(Extracted records)
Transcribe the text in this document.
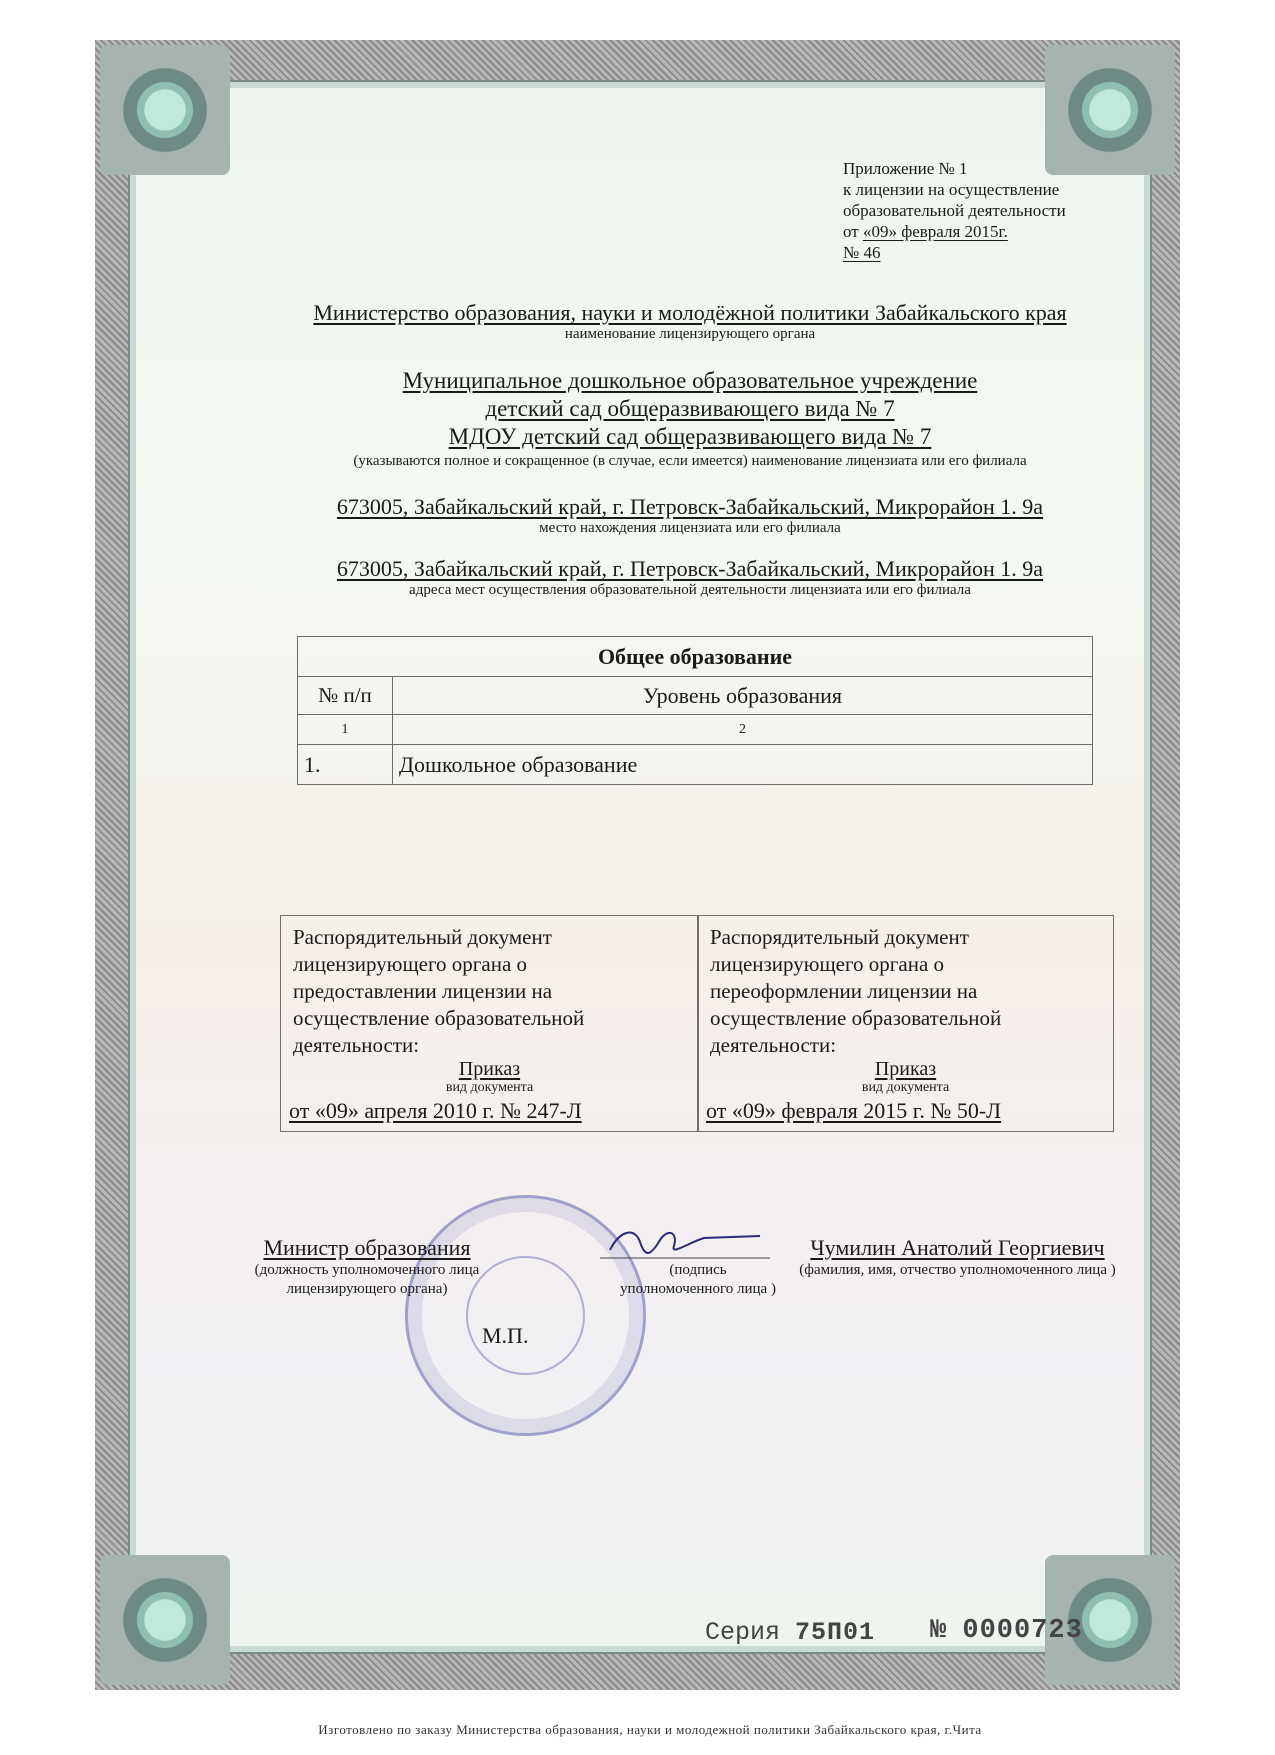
Приложение № 1
к лицензии на осуществление
образовательной деятельности
от «09» февраля 2015г.
№ 46
Министерство образования, науки и молодёжной политики Забайкальского края
наименование лицензирующего органа
Муниципальное дошкольное образовательное учреждение
детский сад общеразвивающего вида № 7
МДОУ детский сад общеразвивающего вида № 7
(указываются полное и сокращенное (в случае, если имеется) наименование лицензиата или его филиала
673005, Забайкальский край, г. Петровск-Забайкальский, Микрорайон 1. 9а
место нахождения лицензиата или его филиала
673005, Забайкальский край, г. Петровск-Забайкальский, Микрорайон 1. 9а
адреса мест осуществления образовательной деятельности лицензиата или его филиала
Общее образование	
№ п/п	Уровень образования
1	2
1.	Дошкольное образование
Распорядительный документ
лицензирующего органа о
предоставлении лицензии на
осуществление образовательной
деятельности:
Приказ
вид документа
от «09» апреля 2010 г. № 247-Л
Распорядительный документ
лицензирующего органа о
переоформлении лицензии на
осуществление образовательной
деятельности:
Приказ
вид документа
от «09» февраля 2015 г. № 50-Л
Министр образования
(должность уполномоченного лица
лицензирующего органа)
(подпись
уполномоченного лица )
Чумилин Анатолий Георгиевич
(фамилия, имя, отчество уполномоченного лица )
М.П.
Серия 75П01 № 0000723
Изготовлено по заказу Министерства образования, науки и молодежной политики Забайкальского края, г.Чита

◆ **TASK BRIEF**: Your answer should be one number: how many lines of the listing include the word "детский".

◆ **EXERCISE RESULT**: 2